» Exercise instructions
Copy each line that holds "with".

» Stored records
__________________________________________________

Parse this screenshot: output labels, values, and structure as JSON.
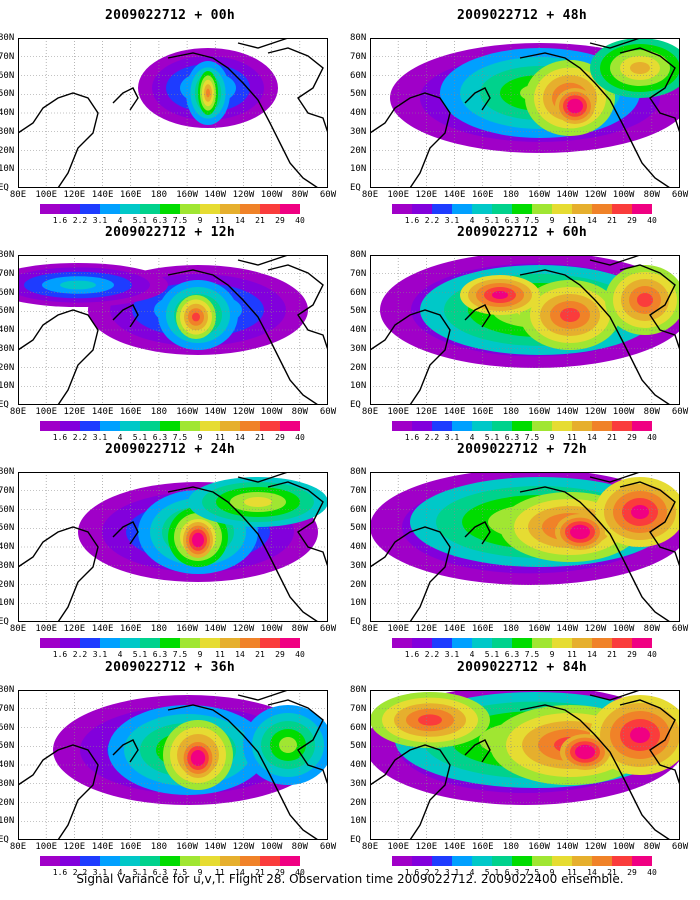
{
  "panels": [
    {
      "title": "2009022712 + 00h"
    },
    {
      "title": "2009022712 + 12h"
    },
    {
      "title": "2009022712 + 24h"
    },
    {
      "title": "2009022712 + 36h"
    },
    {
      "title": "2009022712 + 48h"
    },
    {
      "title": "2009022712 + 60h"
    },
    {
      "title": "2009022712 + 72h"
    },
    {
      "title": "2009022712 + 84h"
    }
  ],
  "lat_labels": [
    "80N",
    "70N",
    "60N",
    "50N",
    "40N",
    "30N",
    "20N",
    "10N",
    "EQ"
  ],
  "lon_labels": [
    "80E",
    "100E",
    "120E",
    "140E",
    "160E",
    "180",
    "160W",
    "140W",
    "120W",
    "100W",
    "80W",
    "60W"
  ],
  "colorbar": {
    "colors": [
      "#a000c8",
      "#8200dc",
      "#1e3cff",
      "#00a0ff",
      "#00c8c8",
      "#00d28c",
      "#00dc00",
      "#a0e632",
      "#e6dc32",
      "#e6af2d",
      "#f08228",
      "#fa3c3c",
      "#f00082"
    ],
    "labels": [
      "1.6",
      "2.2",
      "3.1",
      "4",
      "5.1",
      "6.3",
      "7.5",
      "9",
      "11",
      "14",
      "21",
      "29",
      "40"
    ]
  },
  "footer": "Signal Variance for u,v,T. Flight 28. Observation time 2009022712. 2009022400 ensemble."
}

__________________________________________________

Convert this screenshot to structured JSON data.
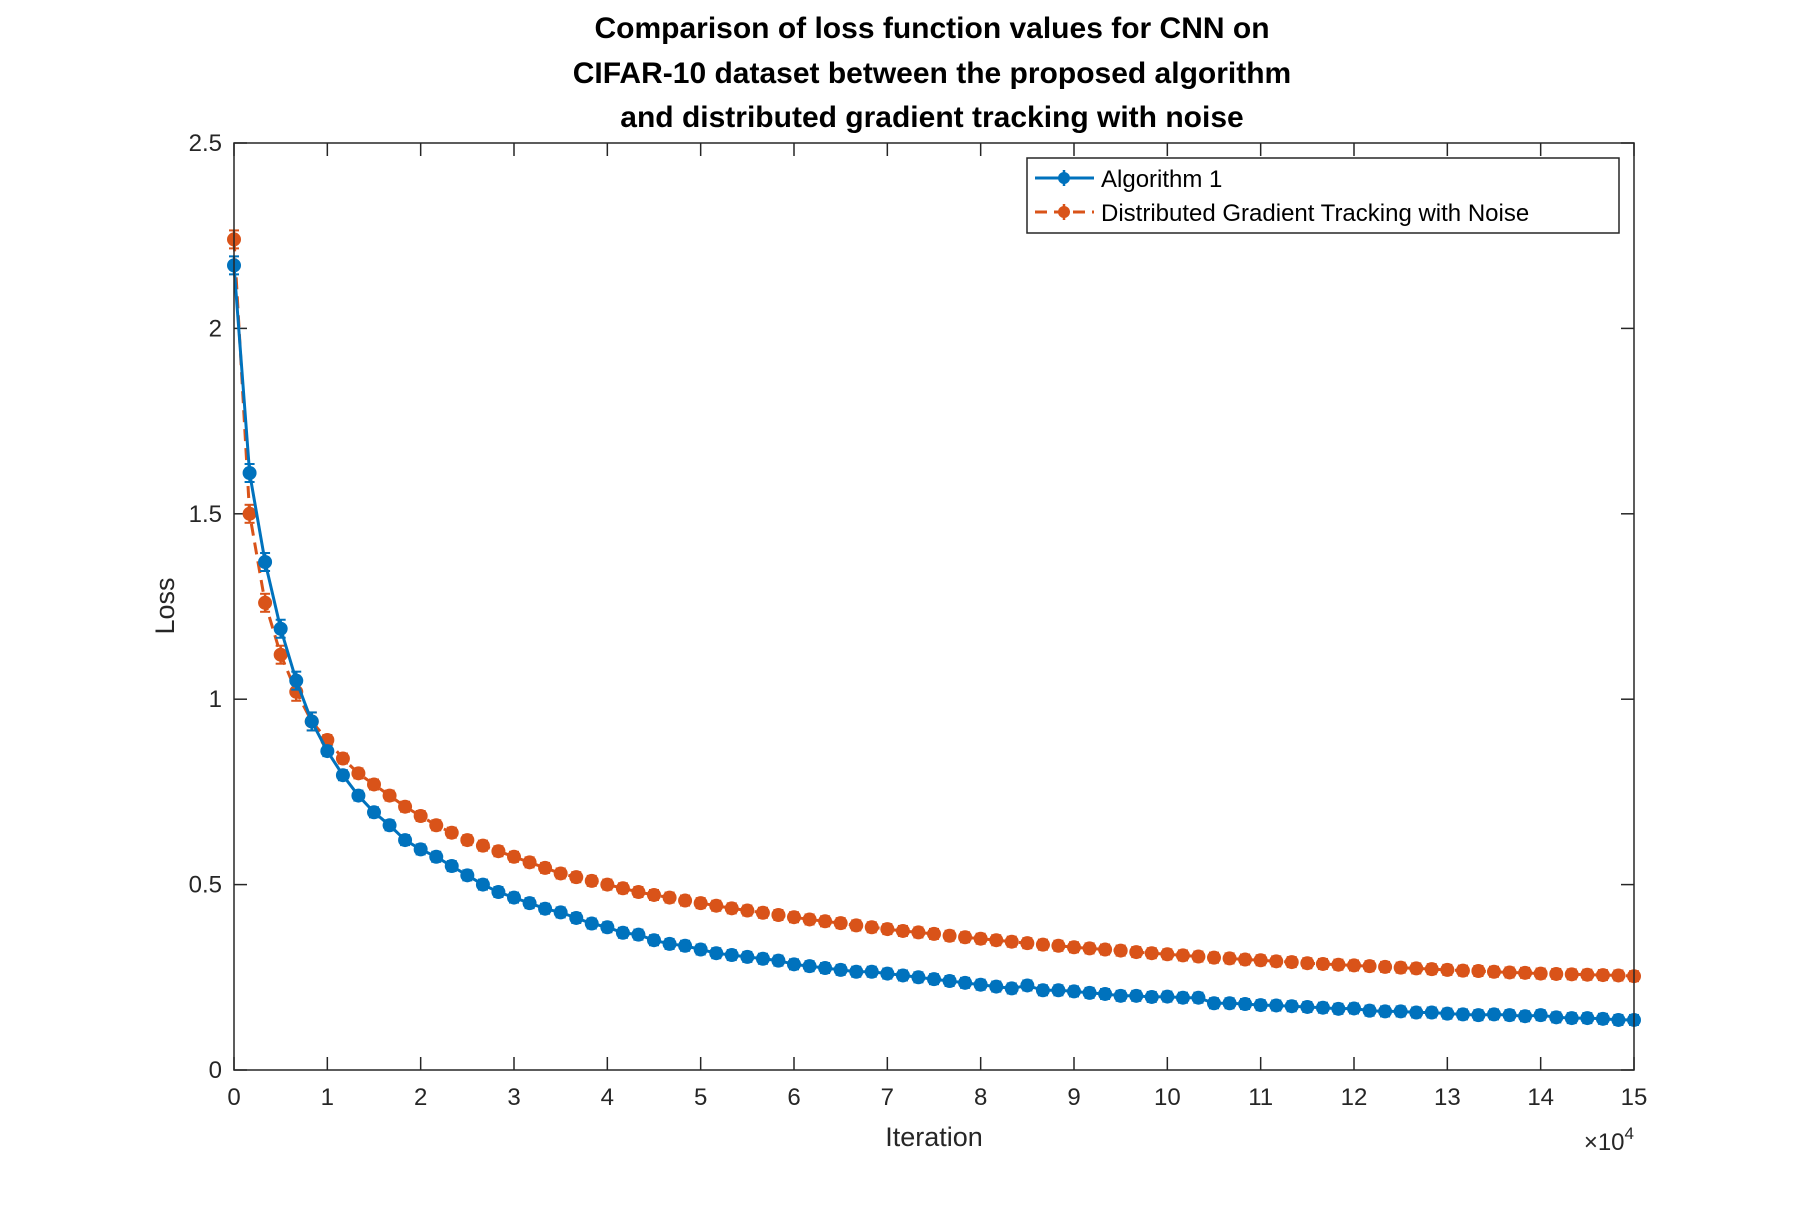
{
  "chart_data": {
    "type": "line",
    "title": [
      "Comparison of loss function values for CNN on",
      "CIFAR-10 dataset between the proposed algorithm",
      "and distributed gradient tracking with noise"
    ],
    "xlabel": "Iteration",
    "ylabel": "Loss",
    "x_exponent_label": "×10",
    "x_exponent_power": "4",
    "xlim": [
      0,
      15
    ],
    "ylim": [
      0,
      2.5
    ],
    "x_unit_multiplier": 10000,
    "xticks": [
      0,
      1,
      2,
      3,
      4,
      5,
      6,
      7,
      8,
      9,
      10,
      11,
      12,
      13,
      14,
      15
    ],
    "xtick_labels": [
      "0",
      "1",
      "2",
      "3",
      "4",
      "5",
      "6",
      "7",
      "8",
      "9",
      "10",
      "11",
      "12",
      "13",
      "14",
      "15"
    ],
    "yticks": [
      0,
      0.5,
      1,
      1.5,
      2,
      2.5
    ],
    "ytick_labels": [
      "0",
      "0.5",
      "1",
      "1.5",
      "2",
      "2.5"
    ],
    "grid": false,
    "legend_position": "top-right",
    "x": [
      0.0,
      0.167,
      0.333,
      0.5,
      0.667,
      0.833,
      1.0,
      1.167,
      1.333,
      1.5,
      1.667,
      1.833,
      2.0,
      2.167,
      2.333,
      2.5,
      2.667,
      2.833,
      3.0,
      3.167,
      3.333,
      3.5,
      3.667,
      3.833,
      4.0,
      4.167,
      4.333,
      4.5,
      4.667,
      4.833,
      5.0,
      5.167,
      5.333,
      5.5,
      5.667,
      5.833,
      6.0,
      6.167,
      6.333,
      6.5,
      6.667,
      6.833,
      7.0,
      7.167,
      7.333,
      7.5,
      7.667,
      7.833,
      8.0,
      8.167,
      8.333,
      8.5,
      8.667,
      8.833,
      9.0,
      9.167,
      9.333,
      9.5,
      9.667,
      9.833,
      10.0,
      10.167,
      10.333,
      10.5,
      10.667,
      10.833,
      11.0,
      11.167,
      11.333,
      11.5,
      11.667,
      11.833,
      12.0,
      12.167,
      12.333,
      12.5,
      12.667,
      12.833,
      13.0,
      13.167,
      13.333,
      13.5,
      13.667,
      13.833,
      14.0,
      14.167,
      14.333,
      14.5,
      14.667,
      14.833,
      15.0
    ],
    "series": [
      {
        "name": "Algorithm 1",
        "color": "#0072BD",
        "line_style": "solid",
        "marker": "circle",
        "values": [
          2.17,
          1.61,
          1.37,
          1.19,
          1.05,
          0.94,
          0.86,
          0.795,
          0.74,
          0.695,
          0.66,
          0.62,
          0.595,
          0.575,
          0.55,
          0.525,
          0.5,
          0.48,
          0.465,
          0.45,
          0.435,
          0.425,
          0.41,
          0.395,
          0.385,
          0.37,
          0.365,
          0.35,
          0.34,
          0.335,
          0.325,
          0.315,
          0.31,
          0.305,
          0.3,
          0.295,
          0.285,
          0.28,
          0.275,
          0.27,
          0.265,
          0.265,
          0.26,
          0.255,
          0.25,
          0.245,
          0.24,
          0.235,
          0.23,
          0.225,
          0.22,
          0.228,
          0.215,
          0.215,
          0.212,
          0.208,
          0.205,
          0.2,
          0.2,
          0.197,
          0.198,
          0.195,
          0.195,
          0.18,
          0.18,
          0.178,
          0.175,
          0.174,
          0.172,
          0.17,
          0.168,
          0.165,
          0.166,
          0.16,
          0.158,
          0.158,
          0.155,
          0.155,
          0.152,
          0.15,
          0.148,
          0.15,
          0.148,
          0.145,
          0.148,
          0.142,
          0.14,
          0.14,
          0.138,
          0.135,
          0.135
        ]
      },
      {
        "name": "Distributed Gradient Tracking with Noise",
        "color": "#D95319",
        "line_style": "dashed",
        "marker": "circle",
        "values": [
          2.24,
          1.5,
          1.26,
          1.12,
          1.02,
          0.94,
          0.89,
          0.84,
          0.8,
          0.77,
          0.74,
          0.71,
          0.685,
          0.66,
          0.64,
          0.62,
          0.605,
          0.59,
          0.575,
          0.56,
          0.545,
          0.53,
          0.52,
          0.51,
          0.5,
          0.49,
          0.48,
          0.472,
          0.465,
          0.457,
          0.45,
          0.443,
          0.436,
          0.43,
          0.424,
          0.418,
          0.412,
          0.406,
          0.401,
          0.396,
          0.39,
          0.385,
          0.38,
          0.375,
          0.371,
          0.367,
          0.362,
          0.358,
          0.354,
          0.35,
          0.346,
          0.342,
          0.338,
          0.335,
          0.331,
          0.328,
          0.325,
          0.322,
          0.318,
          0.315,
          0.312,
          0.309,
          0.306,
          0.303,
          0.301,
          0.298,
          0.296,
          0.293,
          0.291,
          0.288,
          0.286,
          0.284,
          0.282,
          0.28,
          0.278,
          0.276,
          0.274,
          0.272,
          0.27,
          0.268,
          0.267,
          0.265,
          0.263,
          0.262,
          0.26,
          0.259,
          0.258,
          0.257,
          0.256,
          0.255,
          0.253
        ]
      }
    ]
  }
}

__________________________________________________

» Response
      "and distributed gradient tracking with noise"
        "name": "Distributed Gradient Tracking with Noise",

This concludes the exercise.